§ **Data shown**
########################################

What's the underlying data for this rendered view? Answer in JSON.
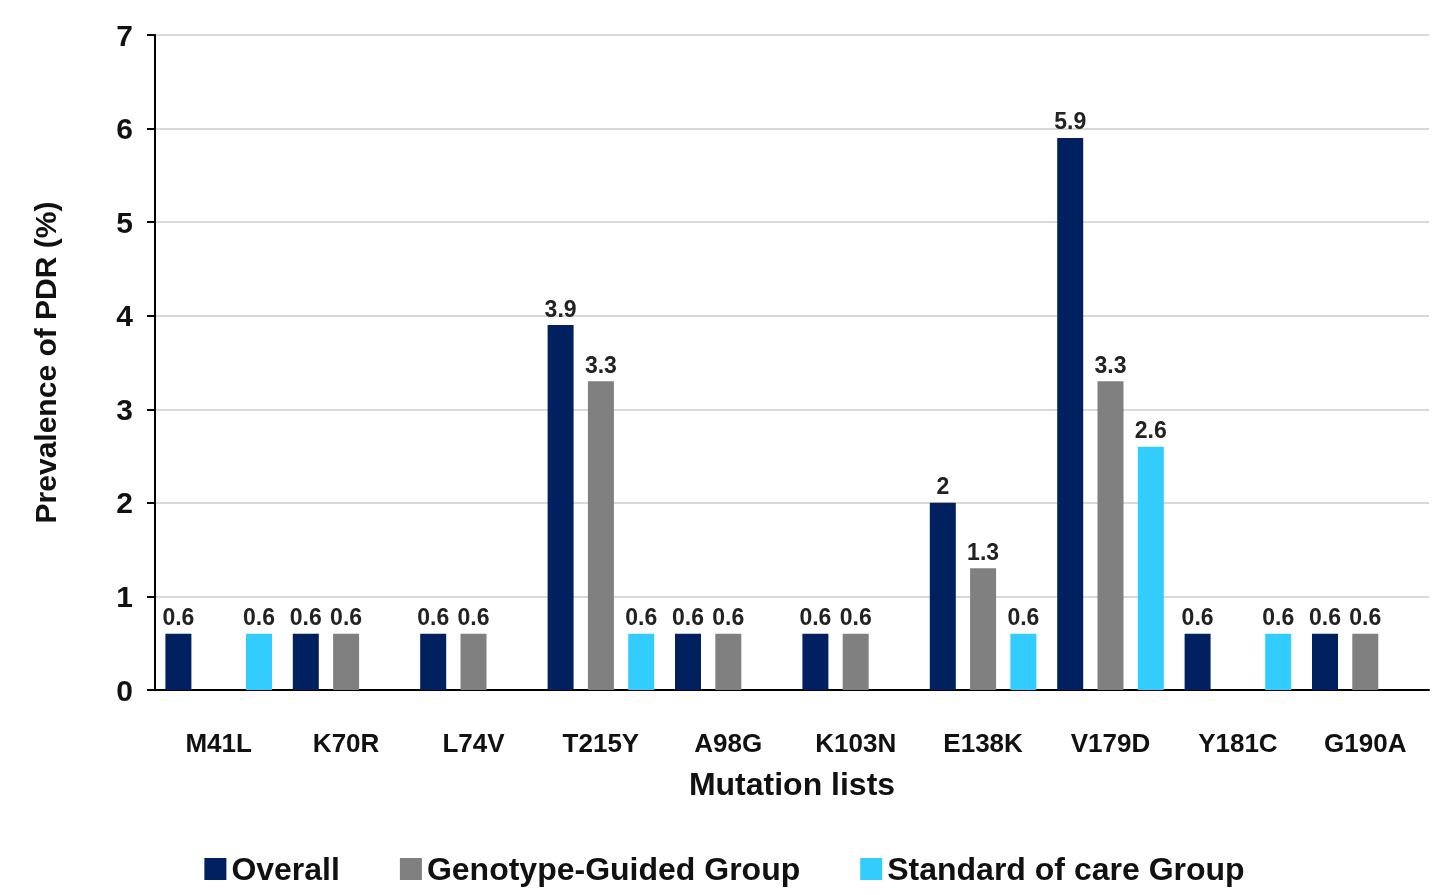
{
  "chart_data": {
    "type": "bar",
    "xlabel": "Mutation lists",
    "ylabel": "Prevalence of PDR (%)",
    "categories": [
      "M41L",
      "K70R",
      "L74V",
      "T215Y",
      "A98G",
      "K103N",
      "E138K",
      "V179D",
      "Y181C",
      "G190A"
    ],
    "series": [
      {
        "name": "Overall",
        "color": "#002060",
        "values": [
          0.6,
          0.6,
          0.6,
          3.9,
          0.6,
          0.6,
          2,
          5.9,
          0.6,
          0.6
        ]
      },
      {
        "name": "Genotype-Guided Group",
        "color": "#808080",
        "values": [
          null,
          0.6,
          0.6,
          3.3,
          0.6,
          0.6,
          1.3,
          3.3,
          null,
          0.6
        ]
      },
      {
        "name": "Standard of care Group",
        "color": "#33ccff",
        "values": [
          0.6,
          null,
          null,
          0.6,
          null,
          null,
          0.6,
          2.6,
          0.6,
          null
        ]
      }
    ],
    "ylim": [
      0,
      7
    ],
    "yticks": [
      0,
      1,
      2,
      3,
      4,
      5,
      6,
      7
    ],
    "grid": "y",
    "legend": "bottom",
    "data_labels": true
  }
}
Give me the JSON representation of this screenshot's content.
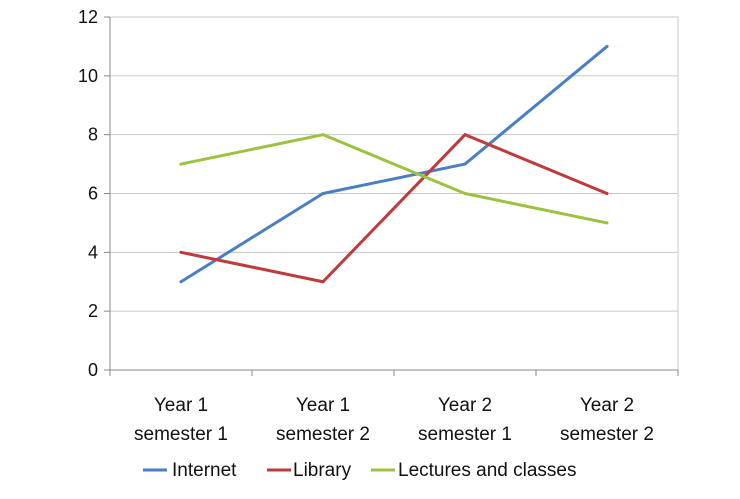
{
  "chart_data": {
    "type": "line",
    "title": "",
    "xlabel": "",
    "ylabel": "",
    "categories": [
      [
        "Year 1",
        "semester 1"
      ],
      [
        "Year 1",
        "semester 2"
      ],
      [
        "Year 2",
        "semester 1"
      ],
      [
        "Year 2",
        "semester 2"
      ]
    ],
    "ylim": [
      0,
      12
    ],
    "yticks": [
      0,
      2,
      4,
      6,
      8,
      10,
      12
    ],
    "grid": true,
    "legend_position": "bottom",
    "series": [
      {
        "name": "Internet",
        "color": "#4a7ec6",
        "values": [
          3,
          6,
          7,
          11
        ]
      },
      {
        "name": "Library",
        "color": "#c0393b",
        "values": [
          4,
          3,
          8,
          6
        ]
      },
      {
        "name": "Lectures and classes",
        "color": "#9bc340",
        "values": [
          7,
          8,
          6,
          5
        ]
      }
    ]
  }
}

########################################

§ **What is expected**
All the records need to be repeated exactly, with the images dropped.

§ **Reply**
What's the underlying data for this rendered view? Answer in JSON.
{
  "chart_data": {
    "type": "bar",
    "xlabel": "Mutation lists",
    "ylabel": "Prevalence of PDR (%)",
    "categories": [
      "M41L",
      "K70R",
      "L74V",
      "T215Y",
      "A98G",
      "K103N",
      "E138K",
      "V179D",
      "Y181C",
      "G190A"
    ],
    "series": [
      {
        "name": "Overall",
        "color": "#002060",
        "values": [
          0.6,
          0.6,
          0.6,
          3.9,
          0.6,
          0.6,
          2,
          5.9,
          0.6,
          0.6
        ]
      },
      {
        "name": "Genotype-Guided Group",
        "color": "#808080",
        "values": [
          null,
          0.6,
          0.6,
          3.3,
          0.6,
          0.6,
          1.3,
          3.3,
          null,
          0.6
        ]
      },
      {
        "name": "Standard of care Group",
        "color": "#33ccff",
        "values": [
          0.6,
          null,
          null,
          0.6,
          null,
          null,
          0.6,
          2.6,
          0.6,
          null
        ]
      }
    ],
    "ylim": [
      0,
      7
    ],
    "yticks": [
      0,
      1,
      2,
      3,
      4,
      5,
      6,
      7
    ],
    "grid": "y",
    "legend": "bottom",
    "data_labels": true
  }
}
Give me the JSON representation of this screenshot's content.
{
  "chart_data": {
    "type": "line",
    "title": "",
    "xlabel": "",
    "ylabel": "",
    "categories": [
      [
        "Year 1",
        "semester 1"
      ],
      [
        "Year 1",
        "semester 2"
      ],
      [
        "Year 2",
        "semester 1"
      ],
      [
        "Year 2",
        "semester 2"
      ]
    ],
    "ylim": [
      0,
      12
    ],
    "yticks": [
      0,
      2,
      4,
      6,
      8,
      10,
      12
    ],
    "grid": true,
    "legend_position": "bottom",
    "series": [
      {
        "name": "Internet",
        "color": "#4a7ec6",
        "values": [
          3,
          6,
          7,
          11
        ]
      },
      {
        "name": "Library",
        "color": "#c0393b",
        "values": [
          4,
          3,
          8,
          6
        ]
      },
      {
        "name": "Lectures and classes",
        "color": "#9bc340",
        "values": [
          7,
          8,
          6,
          5
        ]
      }
    ]
  }
}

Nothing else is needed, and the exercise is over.